Dr. Chapman told Medical News Today, “Breast cancer and other health disparities have been described for decades, but there has not been as much emphasis on solutions to reduce these disparities.”

Dr. Chapman added, “Black women were not sufficiently included in screening mammography trials, so simulation modeling represented the next best research approach to identifying equitable screening strategies.”

President and CEO of the Black Women’s Health Imperative, Linda Goler Blount, MPH, told MNT:

“I suppose a computer model is better than nothing, but it speaks volumes that after all these decades, we still don’t have a study that examines this issue that includes significant numbers of Black women.” She added, “What the model can’t do is incorporate or account for the lived experiences of Black women.”

Blount asserted that what is needed are randomized control trials, saying:

“These have been proposed many times, but NIH [National Institutes of Health] refuses to fund them. This will be the only way we understand how the lived experiences of Black women influence their risk and treatment outcomes outside the impact of racism.”

Some people have expressed concerns about exposure to radiation during mammograms. Modern digital mammography, says Dr. Sarah Zeb of Johns Hopkins Medical Imaging, involves a minimal amount of radiation that is within safety guidelines. “A mammogram is safe as long as the facility you go to is certified by the regulating agencies,” says Dr. Zeb.
□ □ □ □ □ □ □
Activity list =>
[a] Retype part of the breast cancer screening text word for word: begin at the words "Some people have" and stop after the words "says Dr. Zeb.".
[b] Based on the breast cancer screening text, explain why, according to Dr. Chapman, simulation modeling was used to identify equitable screening strategies.
□ □ □ □ □ □ □
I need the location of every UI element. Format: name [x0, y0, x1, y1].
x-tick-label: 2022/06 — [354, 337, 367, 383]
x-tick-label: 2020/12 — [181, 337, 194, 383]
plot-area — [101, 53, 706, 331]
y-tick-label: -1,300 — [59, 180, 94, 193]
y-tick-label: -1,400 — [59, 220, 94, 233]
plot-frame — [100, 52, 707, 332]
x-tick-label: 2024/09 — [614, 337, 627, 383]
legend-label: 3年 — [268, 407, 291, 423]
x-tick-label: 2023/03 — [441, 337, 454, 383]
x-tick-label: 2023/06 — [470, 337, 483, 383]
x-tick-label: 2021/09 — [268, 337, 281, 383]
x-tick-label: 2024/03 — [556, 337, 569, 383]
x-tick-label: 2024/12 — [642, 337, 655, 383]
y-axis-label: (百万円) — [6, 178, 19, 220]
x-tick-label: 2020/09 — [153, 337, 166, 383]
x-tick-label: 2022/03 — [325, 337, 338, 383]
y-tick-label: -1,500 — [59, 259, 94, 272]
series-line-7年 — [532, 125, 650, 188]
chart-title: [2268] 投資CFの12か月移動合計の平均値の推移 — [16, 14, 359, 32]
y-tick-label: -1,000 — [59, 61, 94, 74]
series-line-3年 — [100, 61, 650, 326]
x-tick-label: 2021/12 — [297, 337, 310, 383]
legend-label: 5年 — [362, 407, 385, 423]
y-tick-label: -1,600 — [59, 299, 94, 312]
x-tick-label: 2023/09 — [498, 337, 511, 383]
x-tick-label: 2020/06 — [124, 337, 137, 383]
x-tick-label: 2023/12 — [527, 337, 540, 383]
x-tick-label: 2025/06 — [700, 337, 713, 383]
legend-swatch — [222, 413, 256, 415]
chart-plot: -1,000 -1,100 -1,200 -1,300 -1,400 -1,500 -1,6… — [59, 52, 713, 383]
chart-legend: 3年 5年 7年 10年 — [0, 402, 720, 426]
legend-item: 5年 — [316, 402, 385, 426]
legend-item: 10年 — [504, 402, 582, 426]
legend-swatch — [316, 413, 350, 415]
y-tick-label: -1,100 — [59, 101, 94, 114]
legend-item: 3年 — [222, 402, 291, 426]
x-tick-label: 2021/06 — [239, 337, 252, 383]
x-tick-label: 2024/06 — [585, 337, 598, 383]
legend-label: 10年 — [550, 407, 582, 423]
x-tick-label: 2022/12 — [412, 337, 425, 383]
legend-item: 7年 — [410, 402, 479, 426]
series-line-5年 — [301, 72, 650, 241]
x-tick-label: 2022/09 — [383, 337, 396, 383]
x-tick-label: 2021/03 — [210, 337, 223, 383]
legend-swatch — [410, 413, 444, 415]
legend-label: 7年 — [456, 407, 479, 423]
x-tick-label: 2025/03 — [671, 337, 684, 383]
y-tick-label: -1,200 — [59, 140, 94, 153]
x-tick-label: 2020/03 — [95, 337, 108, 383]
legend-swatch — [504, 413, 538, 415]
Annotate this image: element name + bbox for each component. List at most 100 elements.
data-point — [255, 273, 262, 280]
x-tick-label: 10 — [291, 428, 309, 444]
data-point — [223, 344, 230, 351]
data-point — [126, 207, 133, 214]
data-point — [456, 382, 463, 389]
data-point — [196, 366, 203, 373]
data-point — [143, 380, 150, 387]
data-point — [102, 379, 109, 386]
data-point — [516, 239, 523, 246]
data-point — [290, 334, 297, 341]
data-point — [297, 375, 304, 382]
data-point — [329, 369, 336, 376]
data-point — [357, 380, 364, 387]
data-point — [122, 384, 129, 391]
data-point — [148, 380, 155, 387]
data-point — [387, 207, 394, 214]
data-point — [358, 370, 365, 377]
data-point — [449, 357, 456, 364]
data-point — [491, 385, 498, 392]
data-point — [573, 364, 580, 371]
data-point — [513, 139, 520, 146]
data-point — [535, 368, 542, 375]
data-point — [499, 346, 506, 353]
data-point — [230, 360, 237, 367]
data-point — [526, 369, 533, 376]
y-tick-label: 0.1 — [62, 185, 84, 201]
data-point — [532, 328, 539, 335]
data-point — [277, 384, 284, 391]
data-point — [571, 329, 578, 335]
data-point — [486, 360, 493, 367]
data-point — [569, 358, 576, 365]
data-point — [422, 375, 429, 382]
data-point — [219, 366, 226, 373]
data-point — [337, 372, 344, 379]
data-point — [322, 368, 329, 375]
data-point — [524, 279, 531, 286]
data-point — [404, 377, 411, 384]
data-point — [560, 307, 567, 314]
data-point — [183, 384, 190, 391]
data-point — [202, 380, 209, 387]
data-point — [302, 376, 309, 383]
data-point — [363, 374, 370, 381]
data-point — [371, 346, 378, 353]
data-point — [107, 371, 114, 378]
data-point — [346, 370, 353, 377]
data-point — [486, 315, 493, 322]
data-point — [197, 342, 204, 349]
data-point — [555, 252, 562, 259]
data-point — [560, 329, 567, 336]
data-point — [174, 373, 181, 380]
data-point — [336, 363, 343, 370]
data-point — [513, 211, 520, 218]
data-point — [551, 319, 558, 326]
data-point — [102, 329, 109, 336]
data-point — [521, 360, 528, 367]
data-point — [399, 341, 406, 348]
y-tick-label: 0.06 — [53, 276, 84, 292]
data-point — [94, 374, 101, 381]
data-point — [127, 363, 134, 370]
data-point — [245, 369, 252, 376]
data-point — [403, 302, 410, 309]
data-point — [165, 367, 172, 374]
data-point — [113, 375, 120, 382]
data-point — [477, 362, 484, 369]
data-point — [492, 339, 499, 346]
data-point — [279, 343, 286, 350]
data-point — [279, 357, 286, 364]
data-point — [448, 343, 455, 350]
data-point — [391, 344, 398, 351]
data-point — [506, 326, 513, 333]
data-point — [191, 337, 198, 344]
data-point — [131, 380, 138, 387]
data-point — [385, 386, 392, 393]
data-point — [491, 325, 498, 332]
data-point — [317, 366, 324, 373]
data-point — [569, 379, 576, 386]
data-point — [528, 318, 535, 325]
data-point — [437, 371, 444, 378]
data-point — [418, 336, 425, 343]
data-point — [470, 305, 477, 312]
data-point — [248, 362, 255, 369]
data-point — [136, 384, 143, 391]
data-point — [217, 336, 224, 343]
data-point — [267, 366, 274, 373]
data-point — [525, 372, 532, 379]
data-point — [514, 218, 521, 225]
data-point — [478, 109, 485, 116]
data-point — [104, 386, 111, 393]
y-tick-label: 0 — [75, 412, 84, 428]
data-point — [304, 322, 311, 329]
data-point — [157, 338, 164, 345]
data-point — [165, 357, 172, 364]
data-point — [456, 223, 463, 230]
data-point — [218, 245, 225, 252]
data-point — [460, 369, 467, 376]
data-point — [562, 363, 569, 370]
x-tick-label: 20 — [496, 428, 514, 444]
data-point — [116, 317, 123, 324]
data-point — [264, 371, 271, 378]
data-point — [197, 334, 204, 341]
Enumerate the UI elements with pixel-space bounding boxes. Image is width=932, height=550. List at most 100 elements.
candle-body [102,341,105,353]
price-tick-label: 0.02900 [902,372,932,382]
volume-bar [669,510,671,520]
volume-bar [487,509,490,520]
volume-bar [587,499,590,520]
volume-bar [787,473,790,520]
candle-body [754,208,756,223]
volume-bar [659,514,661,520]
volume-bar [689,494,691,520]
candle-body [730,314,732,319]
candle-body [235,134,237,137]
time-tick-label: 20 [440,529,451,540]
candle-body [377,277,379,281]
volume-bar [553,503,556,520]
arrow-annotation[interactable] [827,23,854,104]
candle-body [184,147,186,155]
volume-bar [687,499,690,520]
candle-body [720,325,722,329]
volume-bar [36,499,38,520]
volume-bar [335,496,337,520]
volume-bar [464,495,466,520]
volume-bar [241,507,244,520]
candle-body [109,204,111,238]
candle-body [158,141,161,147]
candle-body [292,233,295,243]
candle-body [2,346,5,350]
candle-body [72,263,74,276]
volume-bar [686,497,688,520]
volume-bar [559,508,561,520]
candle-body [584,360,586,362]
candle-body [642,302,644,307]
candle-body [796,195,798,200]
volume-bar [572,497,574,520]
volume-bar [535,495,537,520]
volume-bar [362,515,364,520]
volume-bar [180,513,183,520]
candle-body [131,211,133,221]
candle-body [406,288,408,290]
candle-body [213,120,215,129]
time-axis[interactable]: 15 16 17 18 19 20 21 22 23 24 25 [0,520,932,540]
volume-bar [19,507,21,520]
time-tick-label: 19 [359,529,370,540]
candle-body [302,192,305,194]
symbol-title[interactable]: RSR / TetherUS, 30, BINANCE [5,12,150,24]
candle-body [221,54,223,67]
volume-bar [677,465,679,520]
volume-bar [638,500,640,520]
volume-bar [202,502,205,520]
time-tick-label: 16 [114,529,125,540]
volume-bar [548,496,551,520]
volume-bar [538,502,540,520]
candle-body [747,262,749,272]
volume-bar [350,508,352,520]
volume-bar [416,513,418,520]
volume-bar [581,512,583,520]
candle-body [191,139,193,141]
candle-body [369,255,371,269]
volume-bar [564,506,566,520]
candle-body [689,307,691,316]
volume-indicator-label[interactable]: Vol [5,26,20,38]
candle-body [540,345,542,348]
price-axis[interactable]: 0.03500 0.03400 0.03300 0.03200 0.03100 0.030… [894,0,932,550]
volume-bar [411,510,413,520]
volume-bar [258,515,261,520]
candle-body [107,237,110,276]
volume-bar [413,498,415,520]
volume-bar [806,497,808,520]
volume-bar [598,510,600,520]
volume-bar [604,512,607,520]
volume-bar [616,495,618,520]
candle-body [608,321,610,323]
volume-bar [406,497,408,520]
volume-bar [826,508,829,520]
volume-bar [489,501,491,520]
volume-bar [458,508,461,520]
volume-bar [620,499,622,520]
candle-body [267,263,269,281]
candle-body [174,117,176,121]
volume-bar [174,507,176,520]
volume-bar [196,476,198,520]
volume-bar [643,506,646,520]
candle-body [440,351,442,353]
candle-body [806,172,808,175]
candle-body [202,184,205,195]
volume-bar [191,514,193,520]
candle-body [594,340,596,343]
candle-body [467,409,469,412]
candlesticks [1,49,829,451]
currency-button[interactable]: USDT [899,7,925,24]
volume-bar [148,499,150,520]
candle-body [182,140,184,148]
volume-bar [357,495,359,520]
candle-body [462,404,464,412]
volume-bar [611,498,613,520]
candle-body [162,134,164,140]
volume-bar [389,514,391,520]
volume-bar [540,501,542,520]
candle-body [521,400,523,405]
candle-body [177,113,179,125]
□ □ □ □ □ □ □
Problem solutions =>
[a]
Some people have expressed concerns about exposure to radiation during mammograms. Modern digital mammography, says Dr. Sarah Zeb of Johns Hopkins Medical Imaging, involves a minimal amount of radiation that is within safety guidelines. “A mammogram is safe as long as the facility you go to is certified by the regulating agencies,” says Dr. Zeb.

[b] Black women were not sufficiently included in screening mammography trials. For that reason, simulation modeling was the next best research approach to identifying equitable screening strategies.